JOB 1:
What is this sentence from the post below in Spanish: "It is very evident and I now understand that God blesses me by way of failures and disappointments."?

Wednesday, May 4, 2016

Blessed By Failures and Disappointments



By Accident
I was involved in a car wreck on my mission during the summer of 1967, resulting in my companion and I having to walk everywhere in the heat and humidity of Carbondale, Illinois.  One week after the collision while walking across town to visit investigators, we just happened to bump into the Boswells from Jonesboro (20 miles away) as they were finishing a visit with an aunt.  They were a golden family whose conversion story still amazes me, and there is no question that barring the accident we never would have met and taught them.

Reflecting on how a serious collision precipitated and brought about our accidentally running into the Boswells, has made me reconsider how often the Lord has used or turned the failures and disappointments in my life as a means to ultimately bless me and others.  It has caused me to reassess my sorrows and fiascos through the lens of faith to see better the hand of the Lord in my life.  The examples below affirm that I can trust Him, who has done so much, so well - to do all things well, especially when experiencing defeats and setbacks.  It is very evident and I now understand that God blesses me by way of failures and disappointments.

JOB 2:
Can you echo, character for character, the stretch of the entries below that opens with the line containing "tile-5[interactable]: 5 xyxy=(160,493,209,542)" and closes with the line containing "bonus-group: 20 x 0 xyxy=(306,21,397,49)", with both of those lines included?

RECORDS FOR THE TASK:
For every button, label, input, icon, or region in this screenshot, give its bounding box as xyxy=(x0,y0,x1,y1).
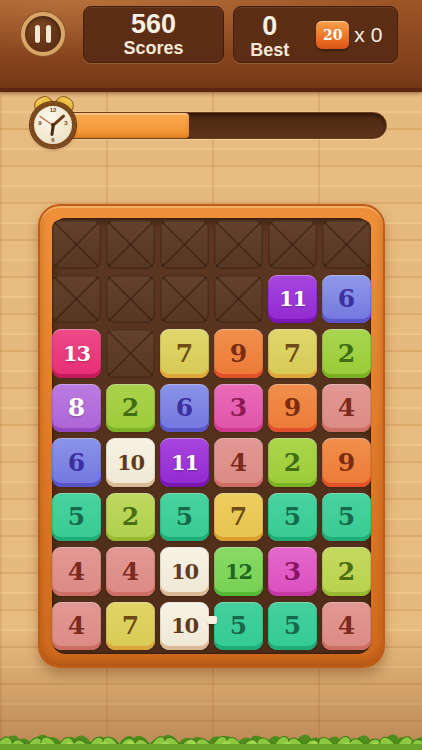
tile-5[interactable]: 5 xyxy=(160,493,209,542)
tile-2[interactable]: 2 xyxy=(106,493,155,542)
tile-5[interactable]: 5 xyxy=(214,602,263,651)
tile-5[interactable]: 5 xyxy=(268,493,317,542)
tile-10[interactable]: 10 xyxy=(160,547,209,596)
tile-4[interactable]: 4 xyxy=(322,602,371,651)
tile-5[interactable]: 5 xyxy=(268,602,317,651)
tile-3[interactable]: 3 xyxy=(268,547,317,596)
tile-2[interactable]: 2 xyxy=(268,438,317,487)
bonus-group: 20 x 0 xyxy=(306,21,397,49)
tile-4[interactable]: 4 xyxy=(322,384,371,433)
tile-8[interactable]: 8 xyxy=(52,384,101,433)
tile-10[interactable]: 10 xyxy=(106,438,155,487)
tile-5[interactable]: 5 xyxy=(322,493,371,542)
tile-5[interactable]: 5 xyxy=(52,493,101,542)
tile-7[interactable]: 7 xyxy=(160,329,209,378)
tile-4[interactable]: 4 xyxy=(214,438,263,487)
tile-6[interactable]: 6 xyxy=(160,384,209,433)
empty-cell xyxy=(52,220,101,269)
tile-2[interactable]: 2 xyxy=(106,384,155,433)
empty-cell xyxy=(106,275,155,324)
tile-9[interactable]: 9 xyxy=(214,329,263,378)
grass-border xyxy=(0,720,422,750)
best-value: 0 xyxy=(262,12,277,40)
clock-number-9: 9 xyxy=(35,120,45,126)
best-label: Best xyxy=(250,40,289,60)
bonus-count: x 0 xyxy=(354,23,382,47)
empty-cell xyxy=(214,275,263,324)
clock-number-12: 12 xyxy=(48,107,58,113)
best-column: 0 Best xyxy=(234,9,306,60)
tile-4[interactable]: 4 xyxy=(52,547,101,596)
empty-cell xyxy=(322,220,371,269)
empty-cell xyxy=(52,275,101,324)
clock-face: 12 3 6 9 xyxy=(30,102,76,148)
merge-indicator-dash xyxy=(207,616,217,624)
tile-6[interactable]: 6 xyxy=(322,275,371,324)
clock-number-6: 6 xyxy=(48,137,58,143)
empty-cell xyxy=(106,329,155,378)
empty-cell xyxy=(214,220,263,269)
tile-9[interactable]: 9 xyxy=(322,438,371,487)
bonus-tile: 20 xyxy=(316,21,349,49)
tile-2[interactable]: 2 xyxy=(322,329,371,378)
header-bar: 560 Scores 0 Best 20 x 0 xyxy=(0,0,422,92)
tile-4[interactable]: 4 xyxy=(52,602,101,651)
empty-cell xyxy=(160,275,209,324)
alarm-clock-icon: 12 3 6 9 xyxy=(26,96,82,152)
clock-center-dot xyxy=(51,123,55,127)
score-value: 560 xyxy=(84,10,223,38)
tile-11[interactable]: 11 xyxy=(160,438,209,487)
tile-6[interactable]: 6 xyxy=(52,438,101,487)
tile-9[interactable]: 9 xyxy=(268,384,317,433)
tile-3[interactable]: 3 xyxy=(214,384,263,433)
score-label: Scores xyxy=(84,38,223,58)
pause-button[interactable] xyxy=(21,12,65,56)
empty-cell xyxy=(268,220,317,269)
clock-number-3: 3 xyxy=(61,120,71,126)
tile-10[interactable]: 10 xyxy=(160,602,209,651)
tile-7[interactable]: 7 xyxy=(106,602,155,651)
grass-base xyxy=(0,744,422,750)
score-panel: 560 Scores xyxy=(83,6,224,63)
tile-11[interactable]: 11 xyxy=(268,275,317,324)
empty-cell xyxy=(160,220,209,269)
board-grid: 1161379728263946101142952575544101232471… xyxy=(52,220,371,650)
pause-icon xyxy=(46,25,51,43)
timer-track xyxy=(57,112,387,139)
pause-icon xyxy=(35,25,40,43)
empty-cell xyxy=(106,220,155,269)
tile-7[interactable]: 7 xyxy=(268,329,317,378)
tile-12[interactable]: 12 xyxy=(214,547,263,596)
tile-2[interactable]: 2 xyxy=(322,547,371,596)
tile-4[interactable]: 4 xyxy=(106,547,155,596)
tile-13[interactable]: 13 xyxy=(52,329,101,378)
tile-7[interactable]: 7 xyxy=(214,493,263,542)
best-panel: 0 Best 20 x 0 xyxy=(233,6,398,63)
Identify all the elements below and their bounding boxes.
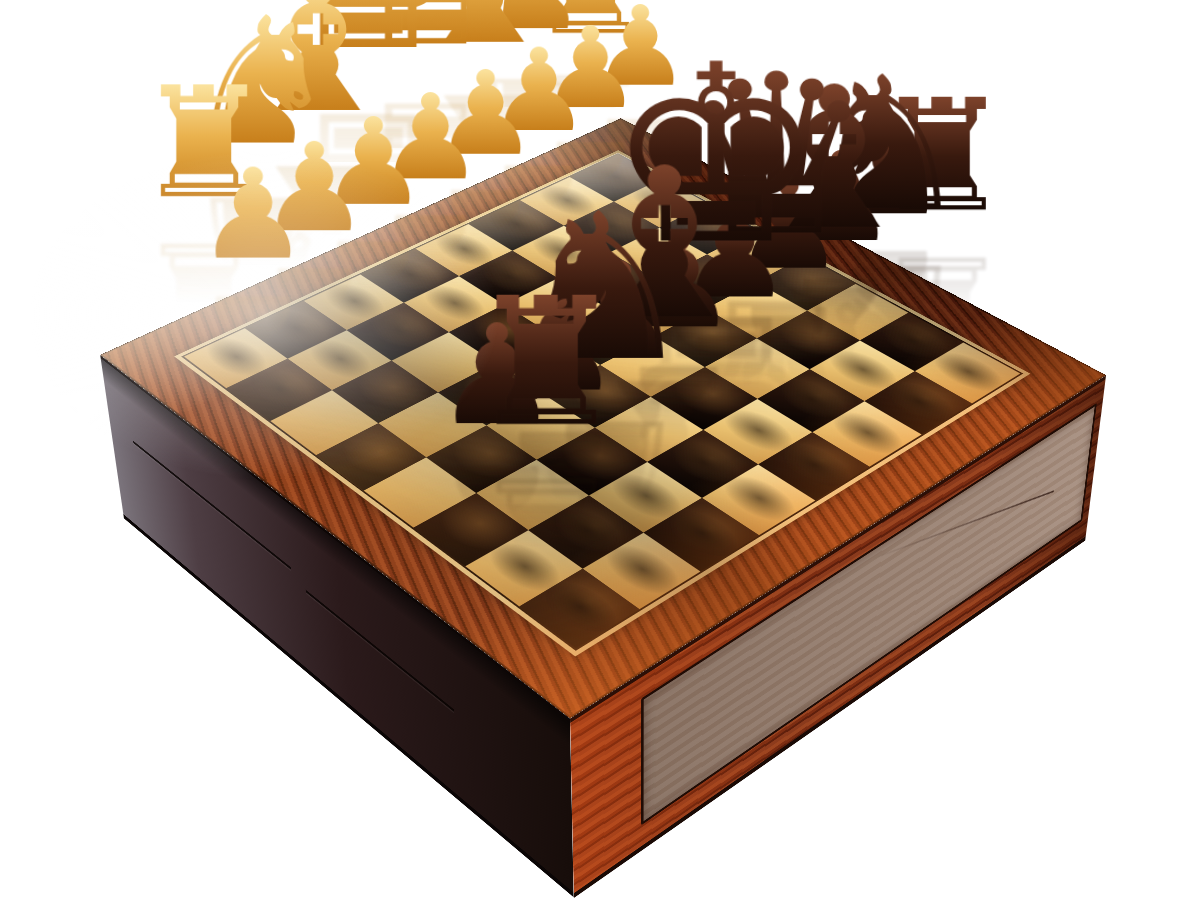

FINAL RESULT 1:
Es muy evidente y ahora entiendo que Dios me bendice por medio de los fracasos y las desilusiones.

FINAL RESULT 2:
tile-5[interactable]: 5 xyxy=(160,493,209,542)
tile-2[interactable]: 2 xyxy=(106,493,155,542)
tile-5[interactable]: 5 xyxy=(214,602,263,651)
tile-5[interactable]: 5 xyxy=(268,493,317,542)
tile-10[interactable]: 10 xyxy=(160,547,209,596)
tile-4[interactable]: 4 xyxy=(322,602,371,651)
tile-5[interactable]: 5 xyxy=(268,602,317,651)
tile-3[interactable]: 3 xyxy=(268,547,317,596)
tile-2[interactable]: 2 xyxy=(268,438,317,487)
bonus-group: 20 x 0 xyxy=(306,21,397,49)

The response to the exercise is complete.